Dataset items:
● ● ● ●
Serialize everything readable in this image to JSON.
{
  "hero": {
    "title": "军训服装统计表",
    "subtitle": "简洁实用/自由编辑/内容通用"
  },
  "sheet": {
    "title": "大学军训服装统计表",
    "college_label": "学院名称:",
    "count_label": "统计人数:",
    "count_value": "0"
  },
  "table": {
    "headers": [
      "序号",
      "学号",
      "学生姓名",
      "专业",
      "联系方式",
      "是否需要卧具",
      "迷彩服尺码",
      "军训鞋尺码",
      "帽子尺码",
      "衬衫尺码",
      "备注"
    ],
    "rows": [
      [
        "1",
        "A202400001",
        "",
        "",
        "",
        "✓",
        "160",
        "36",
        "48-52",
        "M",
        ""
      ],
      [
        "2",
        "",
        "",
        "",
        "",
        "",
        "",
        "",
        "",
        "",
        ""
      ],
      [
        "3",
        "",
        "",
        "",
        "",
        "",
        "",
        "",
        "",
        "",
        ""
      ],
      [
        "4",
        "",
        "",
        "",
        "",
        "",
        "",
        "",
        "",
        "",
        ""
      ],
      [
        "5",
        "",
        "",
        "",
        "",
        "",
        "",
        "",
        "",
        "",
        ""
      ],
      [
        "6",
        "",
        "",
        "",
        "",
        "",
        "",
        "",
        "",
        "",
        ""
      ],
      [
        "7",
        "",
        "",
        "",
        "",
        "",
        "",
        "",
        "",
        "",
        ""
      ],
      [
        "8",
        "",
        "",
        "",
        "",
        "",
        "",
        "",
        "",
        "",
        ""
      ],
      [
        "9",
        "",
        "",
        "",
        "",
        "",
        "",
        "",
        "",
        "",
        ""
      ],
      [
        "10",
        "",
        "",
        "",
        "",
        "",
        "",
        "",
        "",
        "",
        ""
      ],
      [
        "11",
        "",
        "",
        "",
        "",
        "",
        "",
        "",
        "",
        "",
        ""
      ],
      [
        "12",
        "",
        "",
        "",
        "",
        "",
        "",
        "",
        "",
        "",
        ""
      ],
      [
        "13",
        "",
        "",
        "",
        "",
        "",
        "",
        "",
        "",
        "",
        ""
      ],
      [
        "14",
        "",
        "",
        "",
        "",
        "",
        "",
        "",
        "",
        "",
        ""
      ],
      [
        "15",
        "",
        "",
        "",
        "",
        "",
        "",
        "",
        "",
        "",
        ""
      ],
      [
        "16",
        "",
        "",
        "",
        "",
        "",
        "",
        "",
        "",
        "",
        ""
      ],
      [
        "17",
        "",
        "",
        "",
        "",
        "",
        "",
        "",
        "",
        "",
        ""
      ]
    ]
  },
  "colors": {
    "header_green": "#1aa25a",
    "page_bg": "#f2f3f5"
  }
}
● ● ● ●
Produce an exact copy of every entry above.

Expected answer:
Serialize everything readable in this image to JSON.
{
  "hero": {
    "title": "军训服装统计表",
    "subtitle": "简洁实用/自由编辑/内容通用"
  },
  "sheet": {
    "title": "大学军训服装统计表",
    "college_label": "学院名称:",
    "count_label": "统计人数:",
    "count_value": "0"
  },
  "table": {
    "headers": [
      "序号",
      "学号",
      "学生姓名",
      "专业",
      "联系方式",
      "是否需要卧具",
      "迷彩服尺码",
      "军训鞋尺码",
      "帽子尺码",
      "衬衫尺码",
      "备注"
    ],
    "rows": [
      [
        "1",
        "A202400001",
        "",
        "",
        "",
        "✓",
        "160",
        "36",
        "48-52",
        "M",
        ""
      ],
      [
        "2",
        "",
        "",
        "",
        "",
        "",
        "",
        "",
        "",
        "",
        ""
      ],
      [
        "3",
        "",
        "",
        "",
        "",
        "",
        "",
        "",
        "",
        "",
        ""
      ],
      [
        "4",
        "",
        "",
        "",
        "",
        "",
        "",
        "",
        "",
        "",
        ""
      ],
      [
        "5",
        "",
        "",
        "",
        "",
        "",
        "",
        "",
        "",
        "",
        ""
      ],
      [
        "6",
        "",
        "",
        "",
        "",
        "",
        "",
        "",
        "",
        "",
        ""
      ],
      [
        "7",
        "",
        "",
        "",
        "",
        "",
        "",
        "",
        "",
        "",
        ""
      ],
      [
        "8",
        "",
        "",
        "",
        "",
        "",
        "",
        "",
        "",
        "",
        ""
      ],
      [
        "9",
        "",
        "",
        "",
        "",
        "",
        "",
        "",
        "",
        "",
        ""
      ],
      [
        "10",
        "",
        "",
        "",
        "",
        "",
        "",
        "",
        "",
        "",
        ""
      ],
      [
        "11",
        "",
        "",
        "",
        "",
        "",
        "",
        "",
        "",
        "",
        ""
      ],
      [
        "12",
        "",
        "",
        "",
        "",
        "",
        "",
        "",
        "",
        "",
        ""
      ],
      [
        "13",
        "",
        "",
        "",
        "",
        "",
        "",
        "",
        "",
        "",
        ""
      ],
      [
        "14",
        "",
        "",
        "",
        "",
        "",
        "",
        "",
        "",
        "",
        ""
      ],
      [
        "15",
        "",
        "",
        "",
        "",
        "",
        "",
        "",
        "",
        "",
        ""
      ],
      [
        "16",
        "",
        "",
        "",
        "",
        "",
        "",
        "",
        "",
        "",
        ""
      ],
      [
        "17",
        "",
        "",
        "",
        "",
        "",
        "",
        "",
        "",
        "",
        ""
      ]
    ]
  },
  "colors": {
    "header_green": "#1aa25a",
    "page_bg": "#f2f3f5"
  }
}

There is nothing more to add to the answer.